## [Written exercise]
Show all lines holding the string "click".

[BEGIN Dataset]

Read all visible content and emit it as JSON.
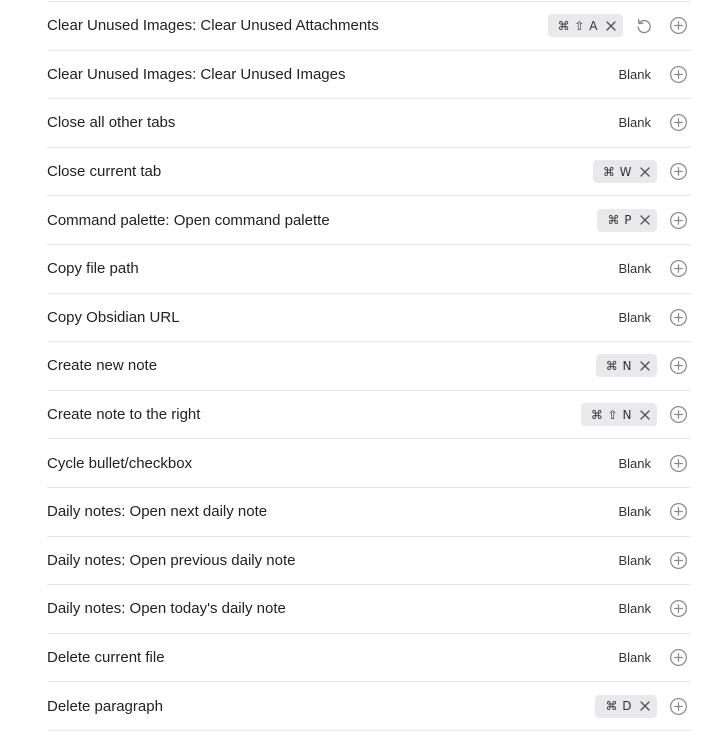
{
  "blank_label": "Blank",
  "icons": {
    "add": "plus-circle-icon",
    "remove": "close-icon",
    "reset": "reset-icon"
  },
  "colors": {
    "hotkey_bg": "#e9e9eb",
    "divider": "#e6e6e6",
    "icon": "#8a8a8e"
  },
  "commands": [
    {
      "label": "Clear Unused Images: Clear Unused Attachments",
      "hotkey": "⌘ ⇧ A",
      "reset": true
    },
    {
      "label": "Clear Unused Images: Clear Unused Images",
      "hotkey": null
    },
    {
      "label": "Close all other tabs",
      "hotkey": null
    },
    {
      "label": "Close current tab",
      "hotkey": "⌘ W"
    },
    {
      "label": "Command palette: Open command palette",
      "hotkey": "⌘ P"
    },
    {
      "label": "Copy file path",
      "hotkey": null
    },
    {
      "label": "Copy Obsidian URL",
      "hotkey": null
    },
    {
      "label": "Create new note",
      "hotkey": "⌘ N"
    },
    {
      "label": "Create note to the right",
      "hotkey": "⌘ ⇧ N"
    },
    {
      "label": "Cycle bullet/checkbox",
      "hotkey": null
    },
    {
      "label": "Daily notes: Open next daily note",
      "hotkey": null
    },
    {
      "label": "Daily notes: Open previous daily note",
      "hotkey": null
    },
    {
      "label": "Daily notes: Open today's daily note",
      "hotkey": null
    },
    {
      "label": "Delete current file",
      "hotkey": null
    },
    {
      "label": "Delete paragraph",
      "hotkey": "⌘ D"
    }
  ]
}
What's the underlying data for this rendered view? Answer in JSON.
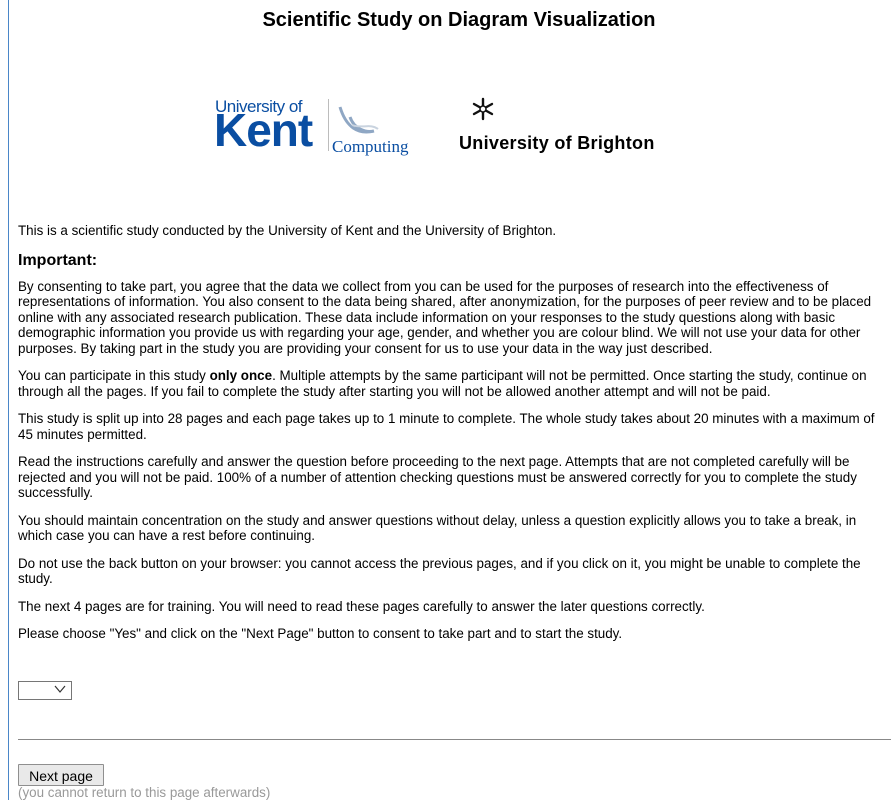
{
  "title": "Scientific Study on Diagram Visualization",
  "logos": {
    "kent_top": "University of",
    "kent_main": "Kent",
    "kent_sub": "Computing",
    "brighton": "University of Brighton"
  },
  "intro": "This is a scientific study conducted by the University of Kent and the University of Brighton.",
  "important_heading": "Important:",
  "paragraphs": {
    "consent": "By consenting to take part, you agree that the data we collect from you can be used for the purposes of research into the effectiveness of representations of information. You also consent to the data being shared, after anonymization, for the purposes of peer review and to be placed online with any associated research publication. These data include information on your responses to the study questions along with basic demographic information you provide us with regarding your age, gender, and whether you are colour blind. We will not use your data for other purposes. By taking part in the study you are providing your consent for us to use your data in the way just described.",
    "once_before": "You can participate in this study ",
    "once_bold": "only once",
    "once_after": ". Multiple attempts by the same participant will not be permitted. Once starting the study, continue on through all the pages. If you fail to complete the study after starting you will not be allowed another attempt and will not be paid.",
    "split": "This study is split up into 28 pages and each page takes up to 1 minute to complete. The whole study takes about 20 minutes with a maximum of 45 minutes permitted.",
    "instructions": "Read the instructions carefully and answer the question before proceeding to the next page. Attempts that are not completed carefully will be rejected and you will not be paid. 100% of a number of attention checking questions must be answered correctly for you to complete the study successfully.",
    "concentration": "You should maintain concentration on the study and answer questions without delay, unless a question explicitly allows you to take a break, in which case you can have a rest before continuing.",
    "back_button": "Do not use the back button on your browser: you cannot access the previous pages, and if you click on it, you might be unable to complete the study.",
    "training": "The next 4 pages are for training. You will need to read these pages carefully to answer the later questions correctly.",
    "choose": "Please choose \"Yes\" and click on the \"Next Page\" button to consent to take part and to start the study."
  },
  "consent_select": {
    "selected": "",
    "icon": "chevron-down-icon"
  },
  "next_button": "Next page",
  "next_note": "(you cannot return to this page afterwards)"
}
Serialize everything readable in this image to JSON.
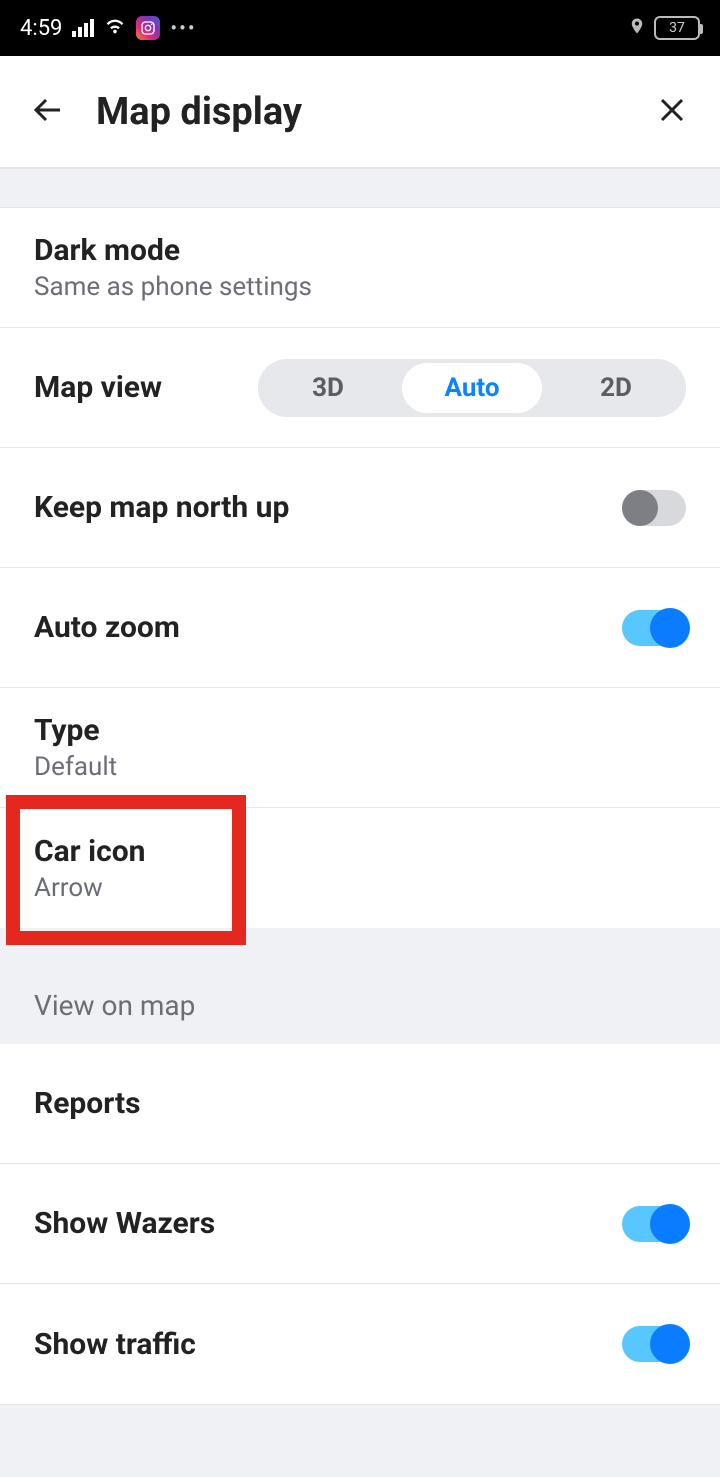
{
  "status": {
    "time": "4:59",
    "battery": "37"
  },
  "header": {
    "title": "Map display"
  },
  "settings": {
    "darkMode": {
      "title": "Dark mode",
      "sub": "Same as phone settings"
    },
    "mapView": {
      "title": "Map view",
      "options": [
        "3D",
        "Auto",
        "2D"
      ],
      "selected": "Auto"
    },
    "northUp": {
      "title": "Keep map north up",
      "on": false
    },
    "autoZoom": {
      "title": "Auto zoom",
      "on": true
    },
    "type": {
      "title": "Type",
      "sub": "Default"
    },
    "carIcon": {
      "title": "Car icon",
      "sub": "Arrow"
    }
  },
  "sectionHeader": {
    "viewOnMap": "View on map"
  },
  "mapItems": {
    "reports": {
      "title": "Reports"
    },
    "showWazers": {
      "title": "Show Wazers",
      "on": true
    },
    "showTraffic": {
      "title": "Show traffic",
      "on": true
    }
  }
}
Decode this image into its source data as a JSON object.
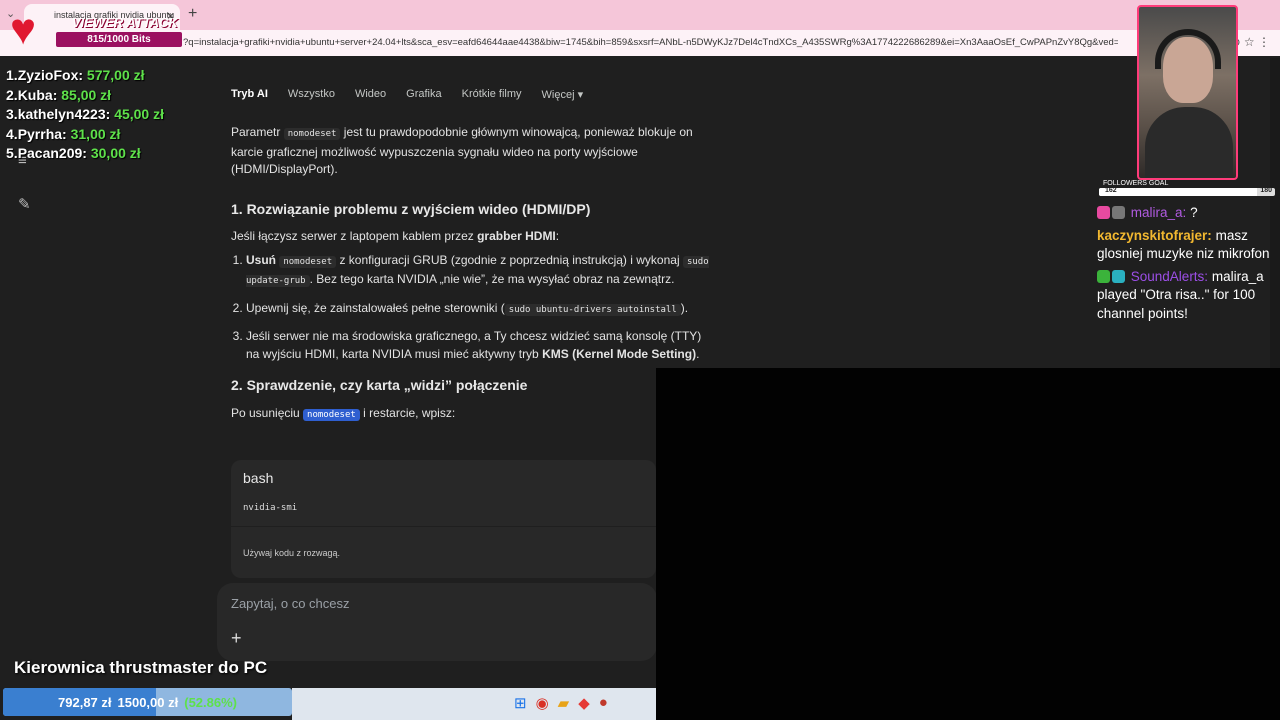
{
  "browser": {
    "tab_title": "instalacja grafiki nvidia ubuntu",
    "tab_close": "×",
    "new_tab": "+",
    "url": "?q=instalacja+grafiki+nvidia+ubuntu+server+24.04+lts&sca_esv=eafd64644aae4438&biw=1745&bih=859&sxsrf=ANbL-n5DWyKJz7Del4cTndXCs_A435SWRg%3A1774222686289&ei=Xn3AaaOsEf_CwPAPnZvY8Qg&ved=2ah..."
  },
  "search_tabs": [
    {
      "label": "Tryb AI"
    },
    {
      "label": "Wszystko"
    },
    {
      "label": "Wideo"
    },
    {
      "label": "Grafika"
    },
    {
      "label": "Krótkie filmy"
    },
    {
      "label": "Więcej ▾"
    }
  ],
  "article": {
    "intro_pre": "Parametr ",
    "intro_code": "nomodeset",
    "intro_post": " jest tu prawdopodobnie głównym winowajcą, ponieważ blokuje on karcie graficznej możliwość wypuszczenia sygnału wideo na porty wyjściowe (HDMI/DisplayPort).",
    "h1": "1. Rozwiązanie problemu z wyjściem wideo (HDMI/DP)",
    "p1_pre": "Jeśli łączysz serwer z laptopem kablem przez ",
    "p1_bold": "grabber HDMI",
    "p1_post": ":",
    "li1_bold": "Usuń",
    "li1_code1": "nomodeset",
    "li1_mid": " z konfiguracji GRUB (zgodnie z poprzednią instrukcją) i wykonaj ",
    "li1_code2": "sudo update-grub",
    "li1_post": ". Bez tego karta NVIDIA „nie wie”, że ma wysyłać obraz na zewnątrz.",
    "li2_pre": "Upewnij się, że zainstalowałeś pełne sterowniki (",
    "li2_code": "sudo ubuntu-drivers autoinstall",
    "li2_post": ").",
    "li3_pre": "Jeśli serwer nie ma środowiska graficznego, a Ty chcesz widzieć samą konsolę (TTY) na wyjściu HDMI, karta NVIDIA musi mieć aktywny tryb ",
    "li3_bold": "KMS (Kernel Mode Setting)",
    "li3_post": ".",
    "h2": "2. Sprawdzenie, czy karta „widzi” połączenie",
    "p2_pre": "Po usunięciu ",
    "p2_code": "nomodeset",
    "p2_post": " i restarcie, wpisz:"
  },
  "codeblock": {
    "lang": "bash",
    "code": "nvidia-smi",
    "note": "Używaj kodu z rozwagą."
  },
  "ask": {
    "placeholder": "Zapytaj, o co chcesz",
    "plus": "+"
  },
  "viewer_attack": {
    "title": "VIEWER ATTACK",
    "bits": "815/1000 Bits",
    "progress": 0.815
  },
  "donors": [
    {
      "rank": "1.",
      "name": "ZyzioFox:",
      "amount": "577,00 zł"
    },
    {
      "rank": "2.",
      "name": "Kuba:",
      "amount": "85,00 zł"
    },
    {
      "rank": "3.",
      "name": "kathelyn4223:",
      "amount": "45,00 zł"
    },
    {
      "rank": "4.",
      "name": "Pyrrha:",
      "amount": "31,00 zł"
    },
    {
      "rank": "5.",
      "name": "Pacan209:",
      "amount": "30,00 zł"
    }
  ],
  "followers_goal": {
    "label": "FOLLOWERS GOAL",
    "current": "162",
    "target": "180",
    "progress": 0.9
  },
  "chat": [
    {
      "user": "malira_a:",
      "text": "?"
    },
    {
      "user": "kaczynskitofrajer:",
      "text": "masz glosniej muzyke niz mikrofon"
    },
    {
      "user": "SoundAlerts:",
      "text": "malira_a played \"Otra risa..\" for 100 channel points!"
    }
  ],
  "promo": {
    "title": "Kierownica thrustmaster do PC",
    "current": "792,87 zł",
    "target": "1500,00 zł",
    "percent": "(52.86%)",
    "progress": 0.5286
  },
  "colors": {
    "accent_pink": "#ff3b7a",
    "donation_green": "#5ee14a",
    "selection_blue": "#2f5fd0"
  }
}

[END Dataset]

## [Solution]
    "back_button": "Do not use the back button on your browser: you cannot access the previous pages, and if you click on it, you might be unable to complete the study.",
    "choose": "Please choose \"Yes\" and click on the \"Next Page\" button to consent to take part and to start the study."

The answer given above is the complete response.